Comb the records below for the string "triangle" and copy each line where it turns up.
::::
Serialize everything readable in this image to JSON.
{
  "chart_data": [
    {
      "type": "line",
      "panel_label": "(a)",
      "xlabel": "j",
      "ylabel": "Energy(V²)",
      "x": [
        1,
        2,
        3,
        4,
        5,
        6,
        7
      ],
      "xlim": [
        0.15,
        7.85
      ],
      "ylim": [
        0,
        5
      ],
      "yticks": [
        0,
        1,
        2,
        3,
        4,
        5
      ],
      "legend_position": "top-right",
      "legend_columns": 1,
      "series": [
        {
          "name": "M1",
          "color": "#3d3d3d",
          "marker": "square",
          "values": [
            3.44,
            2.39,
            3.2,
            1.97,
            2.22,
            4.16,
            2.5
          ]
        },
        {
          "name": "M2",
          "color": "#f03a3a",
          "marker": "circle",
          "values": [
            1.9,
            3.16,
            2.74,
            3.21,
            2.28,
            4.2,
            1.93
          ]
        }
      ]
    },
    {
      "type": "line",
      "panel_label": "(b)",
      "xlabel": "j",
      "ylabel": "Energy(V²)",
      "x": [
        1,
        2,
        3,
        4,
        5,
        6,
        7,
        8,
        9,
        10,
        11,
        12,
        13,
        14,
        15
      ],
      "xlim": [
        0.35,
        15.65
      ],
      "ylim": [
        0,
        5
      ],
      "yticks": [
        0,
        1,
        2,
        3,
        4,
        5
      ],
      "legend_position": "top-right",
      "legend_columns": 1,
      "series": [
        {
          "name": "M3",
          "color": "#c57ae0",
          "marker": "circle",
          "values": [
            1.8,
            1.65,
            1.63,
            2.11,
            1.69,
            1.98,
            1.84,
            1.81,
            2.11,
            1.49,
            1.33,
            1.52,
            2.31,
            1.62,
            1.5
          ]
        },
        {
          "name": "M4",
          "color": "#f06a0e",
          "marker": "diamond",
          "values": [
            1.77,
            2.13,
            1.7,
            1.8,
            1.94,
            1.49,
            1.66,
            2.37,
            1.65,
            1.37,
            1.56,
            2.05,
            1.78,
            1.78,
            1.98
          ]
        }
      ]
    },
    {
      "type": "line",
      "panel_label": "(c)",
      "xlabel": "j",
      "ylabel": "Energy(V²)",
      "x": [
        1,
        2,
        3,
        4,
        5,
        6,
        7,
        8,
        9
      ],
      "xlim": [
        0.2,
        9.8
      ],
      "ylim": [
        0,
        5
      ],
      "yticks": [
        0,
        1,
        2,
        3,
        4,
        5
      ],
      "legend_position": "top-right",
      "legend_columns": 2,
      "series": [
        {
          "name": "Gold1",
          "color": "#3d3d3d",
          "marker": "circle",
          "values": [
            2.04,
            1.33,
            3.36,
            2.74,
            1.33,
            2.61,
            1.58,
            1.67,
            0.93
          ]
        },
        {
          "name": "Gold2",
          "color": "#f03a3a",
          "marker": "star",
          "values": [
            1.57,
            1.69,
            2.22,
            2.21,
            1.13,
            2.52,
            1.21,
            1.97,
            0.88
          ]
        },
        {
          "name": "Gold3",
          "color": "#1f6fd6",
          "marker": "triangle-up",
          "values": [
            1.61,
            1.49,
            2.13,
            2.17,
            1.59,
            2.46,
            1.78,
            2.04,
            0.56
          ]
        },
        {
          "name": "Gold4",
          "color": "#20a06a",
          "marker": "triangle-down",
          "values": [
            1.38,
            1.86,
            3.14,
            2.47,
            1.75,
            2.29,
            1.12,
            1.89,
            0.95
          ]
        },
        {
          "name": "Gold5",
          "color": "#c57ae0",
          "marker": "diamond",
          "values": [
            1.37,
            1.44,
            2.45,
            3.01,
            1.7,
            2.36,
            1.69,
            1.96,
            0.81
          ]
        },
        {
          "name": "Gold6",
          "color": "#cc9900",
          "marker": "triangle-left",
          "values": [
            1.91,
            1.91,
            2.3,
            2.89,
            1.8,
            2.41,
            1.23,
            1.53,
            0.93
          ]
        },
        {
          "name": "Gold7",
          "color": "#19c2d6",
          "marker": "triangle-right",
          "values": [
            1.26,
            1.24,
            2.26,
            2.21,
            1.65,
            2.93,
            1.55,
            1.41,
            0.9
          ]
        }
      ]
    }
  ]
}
::::
Answer below -
          "marker": "triangle-up",
          "marker": "triangle-down",
          "marker": "triangle-left",
          "marker": "triangle-right",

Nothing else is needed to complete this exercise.